- [WRITTEN PROBLEM]:
Set down the material once more, exactly as it appears.
>> BEGIN DATASET EXCERPTS
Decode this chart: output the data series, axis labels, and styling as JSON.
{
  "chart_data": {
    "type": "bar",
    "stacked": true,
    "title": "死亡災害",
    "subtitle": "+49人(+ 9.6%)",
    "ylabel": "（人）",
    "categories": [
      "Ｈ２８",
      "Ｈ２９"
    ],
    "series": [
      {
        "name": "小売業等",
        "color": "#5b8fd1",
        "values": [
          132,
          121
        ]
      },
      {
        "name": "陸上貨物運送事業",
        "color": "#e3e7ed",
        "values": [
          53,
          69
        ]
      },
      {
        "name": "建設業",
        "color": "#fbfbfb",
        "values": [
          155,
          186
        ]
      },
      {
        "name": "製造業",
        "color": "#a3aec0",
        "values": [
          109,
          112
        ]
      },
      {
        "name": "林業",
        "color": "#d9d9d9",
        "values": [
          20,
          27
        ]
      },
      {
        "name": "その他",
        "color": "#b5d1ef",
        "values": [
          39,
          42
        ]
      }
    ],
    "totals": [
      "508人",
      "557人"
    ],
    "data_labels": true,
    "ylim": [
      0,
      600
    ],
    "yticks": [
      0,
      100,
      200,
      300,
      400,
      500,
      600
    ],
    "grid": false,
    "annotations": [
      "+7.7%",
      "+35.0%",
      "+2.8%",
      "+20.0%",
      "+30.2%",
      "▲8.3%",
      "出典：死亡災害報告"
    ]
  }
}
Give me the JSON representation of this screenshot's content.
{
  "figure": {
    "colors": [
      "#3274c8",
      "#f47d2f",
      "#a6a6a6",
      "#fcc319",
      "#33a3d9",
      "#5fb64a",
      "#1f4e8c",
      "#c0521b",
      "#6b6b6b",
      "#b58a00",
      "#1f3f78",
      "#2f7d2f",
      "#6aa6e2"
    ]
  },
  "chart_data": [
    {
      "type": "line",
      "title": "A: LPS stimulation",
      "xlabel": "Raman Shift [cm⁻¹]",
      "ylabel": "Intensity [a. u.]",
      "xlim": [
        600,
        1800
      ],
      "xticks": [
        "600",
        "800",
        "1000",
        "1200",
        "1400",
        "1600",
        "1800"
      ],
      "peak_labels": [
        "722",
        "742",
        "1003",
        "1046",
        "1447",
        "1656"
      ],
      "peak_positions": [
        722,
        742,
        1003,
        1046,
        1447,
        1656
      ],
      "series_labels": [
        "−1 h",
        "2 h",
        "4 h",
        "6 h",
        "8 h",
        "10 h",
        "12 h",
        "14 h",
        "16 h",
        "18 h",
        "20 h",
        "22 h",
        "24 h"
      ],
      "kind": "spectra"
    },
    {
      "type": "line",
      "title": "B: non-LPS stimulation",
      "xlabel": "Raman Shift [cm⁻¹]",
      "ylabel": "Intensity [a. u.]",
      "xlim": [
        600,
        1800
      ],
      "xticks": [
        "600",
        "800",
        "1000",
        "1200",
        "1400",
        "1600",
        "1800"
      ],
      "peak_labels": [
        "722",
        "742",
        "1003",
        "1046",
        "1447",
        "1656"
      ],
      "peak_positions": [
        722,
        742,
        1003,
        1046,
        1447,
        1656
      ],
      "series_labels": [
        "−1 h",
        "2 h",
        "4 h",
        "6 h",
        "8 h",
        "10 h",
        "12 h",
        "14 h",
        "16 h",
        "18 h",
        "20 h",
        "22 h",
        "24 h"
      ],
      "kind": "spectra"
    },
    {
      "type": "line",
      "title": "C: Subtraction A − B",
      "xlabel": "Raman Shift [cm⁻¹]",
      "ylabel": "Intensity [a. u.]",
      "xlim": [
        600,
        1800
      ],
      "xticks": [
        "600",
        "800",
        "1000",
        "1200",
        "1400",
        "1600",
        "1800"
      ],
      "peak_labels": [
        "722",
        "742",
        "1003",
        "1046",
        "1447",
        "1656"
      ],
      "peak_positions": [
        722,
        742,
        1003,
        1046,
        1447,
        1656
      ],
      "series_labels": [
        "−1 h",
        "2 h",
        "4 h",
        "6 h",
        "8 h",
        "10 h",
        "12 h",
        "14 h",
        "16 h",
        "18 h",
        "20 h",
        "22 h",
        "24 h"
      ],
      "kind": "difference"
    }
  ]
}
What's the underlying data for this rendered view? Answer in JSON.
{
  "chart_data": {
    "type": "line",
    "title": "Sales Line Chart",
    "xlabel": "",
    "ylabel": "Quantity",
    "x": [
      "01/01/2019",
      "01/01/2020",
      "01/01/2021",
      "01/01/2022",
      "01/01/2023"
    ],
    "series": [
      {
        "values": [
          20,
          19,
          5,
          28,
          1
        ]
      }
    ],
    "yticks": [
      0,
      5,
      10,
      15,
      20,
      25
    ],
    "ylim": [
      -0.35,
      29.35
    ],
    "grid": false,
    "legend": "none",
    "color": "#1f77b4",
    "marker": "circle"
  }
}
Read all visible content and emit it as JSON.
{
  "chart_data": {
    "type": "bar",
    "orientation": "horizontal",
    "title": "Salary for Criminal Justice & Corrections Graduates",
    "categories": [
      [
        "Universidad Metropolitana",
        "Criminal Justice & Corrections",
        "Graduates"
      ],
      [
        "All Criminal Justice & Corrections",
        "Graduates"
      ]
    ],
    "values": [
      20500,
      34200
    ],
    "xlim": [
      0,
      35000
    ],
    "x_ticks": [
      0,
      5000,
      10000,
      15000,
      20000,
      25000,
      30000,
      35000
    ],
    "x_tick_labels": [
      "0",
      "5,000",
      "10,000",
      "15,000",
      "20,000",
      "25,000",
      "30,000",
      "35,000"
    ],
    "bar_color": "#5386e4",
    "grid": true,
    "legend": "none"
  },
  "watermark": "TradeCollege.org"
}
>> END DATASET EXCERPTS
- [SOLUTION TO THIS PROBLEM]:
Decode this chart: output the data series, axis labels, and styling as JSON.
{
  "chart_data": {
    "type": "bar",
    "stacked": true,
    "title": "死亡災害",
    "subtitle": "+49人(+ 9.6%)",
    "ylabel": "（人）",
    "categories": [
      "Ｈ２８",
      "Ｈ２９"
    ],
    "series": [
      {
        "name": "小売業等",
        "color": "#5b8fd1",
        "values": [
          132,
          121
        ]
      },
      {
        "name": "陸上貨物運送事業",
        "color": "#e3e7ed",
        "values": [
          53,
          69
        ]
      },
      {
        "name": "建設業",
        "color": "#fbfbfb",
        "values": [
          155,
          186
        ]
      },
      {
        "name": "製造業",
        "color": "#a3aec0",
        "values": [
          109,
          112
        ]
      },
      {
        "name": "林業",
        "color": "#d9d9d9",
        "values": [
          20,
          27
        ]
      },
      {
        "name": "その他",
        "color": "#b5d1ef",
        "values": [
          39,
          42
        ]
      }
    ],
    "totals": [
      "508人",
      "557人"
    ],
    "data_labels": true,
    "ylim": [
      0,
      600
    ],
    "yticks": [
      0,
      100,
      200,
      300,
      400,
      500,
      600
    ],
    "grid": false,
    "annotations": [
      "+7.7%",
      "+35.0%",
      "+2.8%",
      "+20.0%",
      "+30.2%",
      "▲8.3%",
      "出典：死亡災害報告"
    ]
  }
}
Give me the JSON representation of this screenshot's content.
{
  "figure": {
    "colors": [
      "#3274c8",
      "#f47d2f",
      "#a6a6a6",
      "#fcc319",
      "#33a3d9",
      "#5fb64a",
      "#1f4e8c",
      "#c0521b",
      "#6b6b6b",
      "#b58a00",
      "#1f3f78",
      "#2f7d2f",
      "#6aa6e2"
    ]
  },
  "chart_data": [
    {
      "type": "line",
      "title": "A: LPS stimulation",
      "xlabel": "Raman Shift [cm⁻¹]",
      "ylabel": "Intensity [a. u.]",
      "xlim": [
        600,
        1800
      ],
      "xticks": [
        "600",
        "800",
        "1000",
        "1200",
        "1400",
        "1600",
        "1800"
      ],
      "peak_labels": [
        "722",
        "742",
        "1003",
        "1046",
        "1447",
        "1656"
      ],
      "peak_positions": [
        722,
        742,
        1003,
        1046,
        1447,
        1656
      ],
      "series_labels": [
        "−1 h",
        "2 h",
        "4 h",
        "6 h",
        "8 h",
        "10 h",
        "12 h",
        "14 h",
        "16 h",
        "18 h",
        "20 h",
        "22 h",
        "24 h"
      ],
      "kind": "spectra"
    },
    {
      "type": "line",
      "title": "B: non-LPS stimulation",
      "xlabel": "Raman Shift [cm⁻¹]",
      "ylabel": "Intensity [a. u.]",
      "xlim": [
        600,
        1800
      ],
      "xticks": [
        "600",
        "800",
        "1000",
        "1200",
        "1400",
        "1600",
        "1800"
      ],
      "peak_labels": [
        "722",
        "742",
        "1003",
        "1046",
        "1447",
        "1656"
      ],
      "peak_positions": [
        722,
        742,
        1003,
        1046,
        1447,
        1656
      ],
      "series_labels": [
        "−1 h",
        "2 h",
        "4 h",
        "6 h",
        "8 h",
        "10 h",
        "12 h",
        "14 h",
        "16 h",
        "18 h",
        "20 h",
        "22 h",
        "24 h"
      ],
      "kind": "spectra"
    },
    {
      "type": "line",
      "title": "C: Subtraction A − B",
      "xlabel": "Raman Shift [cm⁻¹]",
      "ylabel": "Intensity [a. u.]",
      "xlim": [
        600,
        1800
      ],
      "xticks": [
        "600",
        "800",
        "1000",
        "1200",
        "1400",
        "1600",
        "1800"
      ],
      "peak_labels": [
        "722",
        "742",
        "1003",
        "1046",
        "1447",
        "1656"
      ],
      "peak_positions": [
        722,
        742,
        1003,
        1046,
        1447,
        1656
      ],
      "series_labels": [
        "−1 h",
        "2 h",
        "4 h",
        "6 h",
        "8 h",
        "10 h",
        "12 h",
        "14 h",
        "16 h",
        "18 h",
        "20 h",
        "22 h",
        "24 h"
      ],
      "kind": "difference"
    }
  ]
}
What's the underlying data for this rendered view? Answer in JSON.
{
  "chart_data": {
    "type": "line",
    "title": "Sales Line Chart",
    "xlabel": "",
    "ylabel": "Quantity",
    "x": [
      "01/01/2019",
      "01/01/2020",
      "01/01/2021",
      "01/01/2022",
      "01/01/2023"
    ],
    "series": [
      {
        "values": [
          20,
          19,
          5,
          28,
          1
        ]
      }
    ],
    "yticks": [
      0,
      5,
      10,
      15,
      20,
      25
    ],
    "ylim": [
      -0.35,
      29.35
    ],
    "grid": false,
    "legend": "none",
    "color": "#1f77b4",
    "marker": "circle"
  }
}
Read all visible content and emit it as JSON.
{
  "chart_data": {
    "type": "bar",
    "orientation": "horizontal",
    "title": "Salary for Criminal Justice & Corrections Graduates",
    "categories": [
      [
        "Universidad Metropolitana",
        "Criminal Justice & Corrections",
        "Graduates"
      ],
      [
        "All Criminal Justice & Corrections",
        "Graduates"
      ]
    ],
    "values": [
      20500,
      34200
    ],
    "xlim": [
      0,
      35000
    ],
    "x_ticks": [
      0,
      5000,
      10000,
      15000,
      20000,
      25000,
      30000,
      35000
    ],
    "x_tick_labels": [
      "0",
      "5,000",
      "10,000",
      "15,000",
      "20,000",
      "25,000",
      "30,000",
      "35,000"
    ],
    "bar_color": "#5386e4",
    "grid": true,
    "legend": "none"
  },
  "watermark": "TradeCollege.org"
}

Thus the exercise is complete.